Written exercise: Leave out the pictures, then reproduce the rest of the material exactly.

──────── Task material ────────

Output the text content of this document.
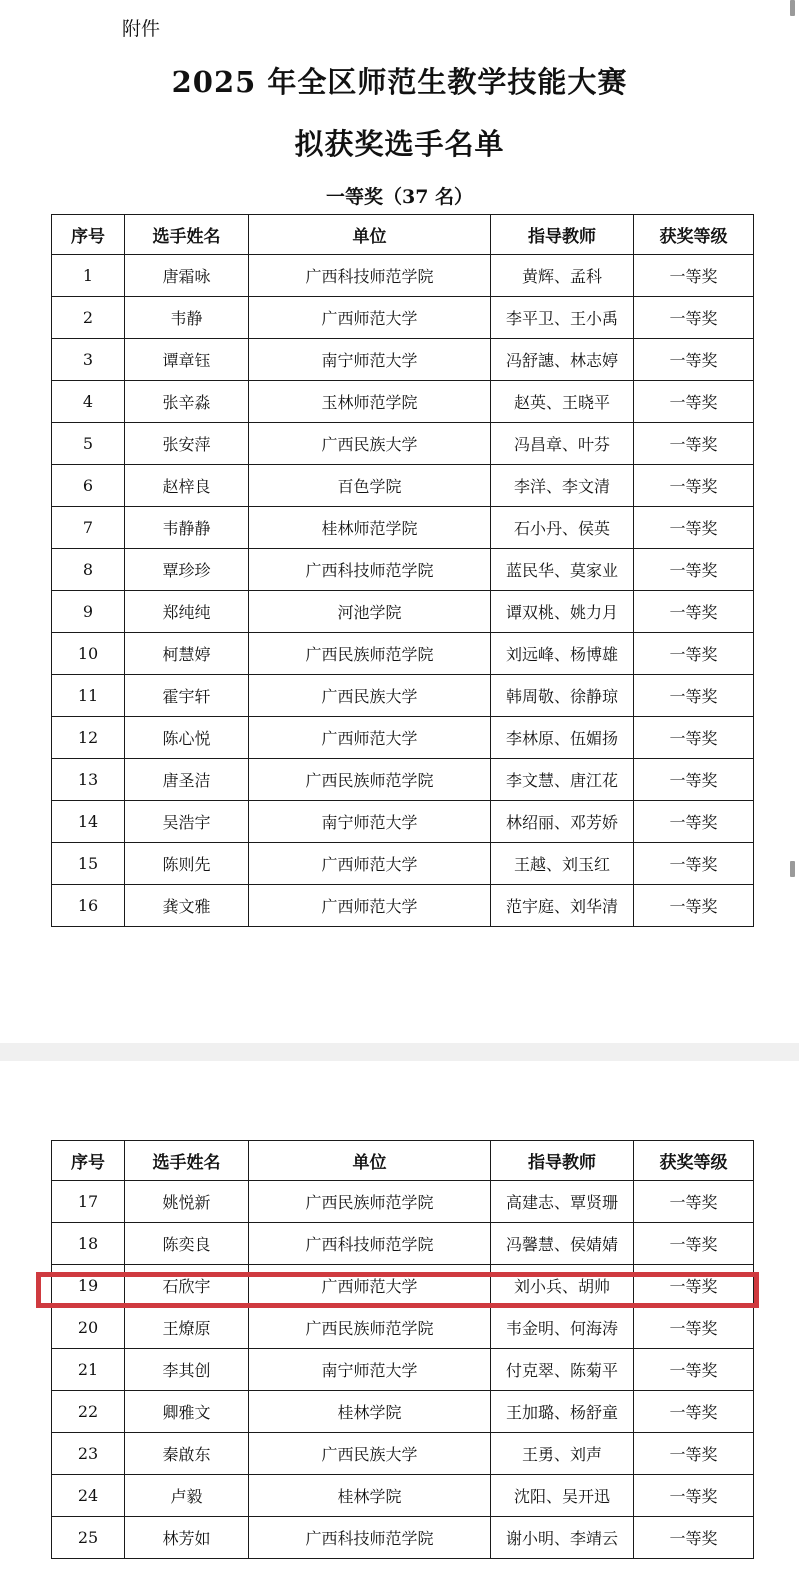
附件
2025 年全区师范生教学技能大赛
拟获奖选手名单
一等奖（37 名）
序号	选手姓名	单位	指导教师	获奖等级
1	唐霜咏	广西科技师范学院	黄辉、孟科	一等奖
2	韦静	广西师范大学	李平卫、王小禹	一等奖
3	谭章钰	南宁师范大学	冯舒譓、林志婷	一等奖
4	张辛淼	玉林师范学院	赵英、王晓平	一等奖
5	张安萍	广西民族大学	冯昌章、叶芬	一等奖
6	赵梓良	百色学院	李洋、李文清	一等奖
7	韦静静	桂林师范学院	石小丹、侯英	一等奖
8	覃珍珍	广西科技师范学院	蓝民华、莫家业	一等奖
9	郑纯纯	河池学院	谭双桃、姚力月	一等奖
10	柯慧婷	广西民族师范学院	刘远峰、杨博雄	一等奖
11	霍宇轩	广西民族大学	韩周敬、徐静琼	一等奖
12	陈心悦	广西师范大学	李林原、伍媚扬	一等奖
13	唐圣洁	广西民族师范学院	李文慧、唐江花	一等奖
14	吴浩宇	南宁师范大学	林绍丽、邓芳娇	一等奖
15	陈则先	广西师范大学	王越、刘玉红	一等奖
16	龚文雅	广西师范大学	范宇庭、刘华清	一等奖
序号	选手姓名	单位	指导教师	获奖等级
17	姚悦新	广西民族师范学院	高建志、覃贤珊	一等奖
18	陈奕良	广西科技师范学院	冯馨慧、侯婧婧	一等奖
19	石欣宇	广西师范大学	刘小兵、胡帅	一等奖
20	王燎原	广西民族师范学院	韦金明、何海涛	一等奖
21	李其创	南宁师范大学	付克翠、陈菊平	一等奖
22	卿雅文	桂林学院	王加璐、杨舒童	一等奖
23	秦啟东	广西民族大学	王勇、刘声	一等奖
24	卢毅	桂林学院	沈阳、吴开迅	一等奖
25	林芳如	广西科技师范学院	谢小明、李靖云	一等奖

────────

The reply:
Output the text content of this document.
附件
2025 年全区师范生教学技能大赛
拟获奖选手名单
一等奖（37 名）
序号	选手姓名	单位	指导教师	获奖等级
1	唐霜咏	广西科技师范学院	黄辉、孟科	一等奖
2	韦静	广西师范大学	李平卫、王小禹	一等奖
3	谭章钰	南宁师范大学	冯舒譓、林志婷	一等奖
4	张辛淼	玉林师范学院	赵英、王晓平	一等奖
5	张安萍	广西民族大学	冯昌章、叶芬	一等奖
6	赵梓良	百色学院	李洋、李文清	一等奖
7	韦静静	桂林师范学院	石小丹、侯英	一等奖
8	覃珍珍	广西科技师范学院	蓝民华、莫家业	一等奖
9	郑纯纯	河池学院	谭双桃、姚力月	一等奖
10	柯慧婷	广西民族师范学院	刘远峰、杨博雄	一等奖
11	霍宇轩	广西民族大学	韩周敬、徐静琼	一等奖
12	陈心悦	广西师范大学	李林原、伍媚扬	一等奖
13	唐圣洁	广西民族师范学院	李文慧、唐江花	一等奖
14	吴浩宇	南宁师范大学	林绍丽、邓芳娇	一等奖
15	陈则先	广西师范大学	王越、刘玉红	一等奖
16	龚文雅	广西师范大学	范宇庭、刘华清	一等奖
序号	选手姓名	单位	指导教师	获奖等级
17	姚悦新	广西民族师范学院	高建志、覃贤珊	一等奖
18	陈奕良	广西科技师范学院	冯馨慧、侯婧婧	一等奖
19	石欣宇	广西师范大学	刘小兵、胡帅	一等奖
20	王燎原	广西民族师范学院	韦金明、何海涛	一等奖
21	李其创	南宁师范大学	付克翠、陈菊平	一等奖
22	卿雅文	桂林学院	王加璐、杨舒童	一等奖
23	秦啟东	广西民族大学	王勇、刘声	一等奖
24	卢毅	桂林学院	沈阳、吴开迅	一等奖
25	林芳如	广西科技师范学院	谢小明、李靖云	一等奖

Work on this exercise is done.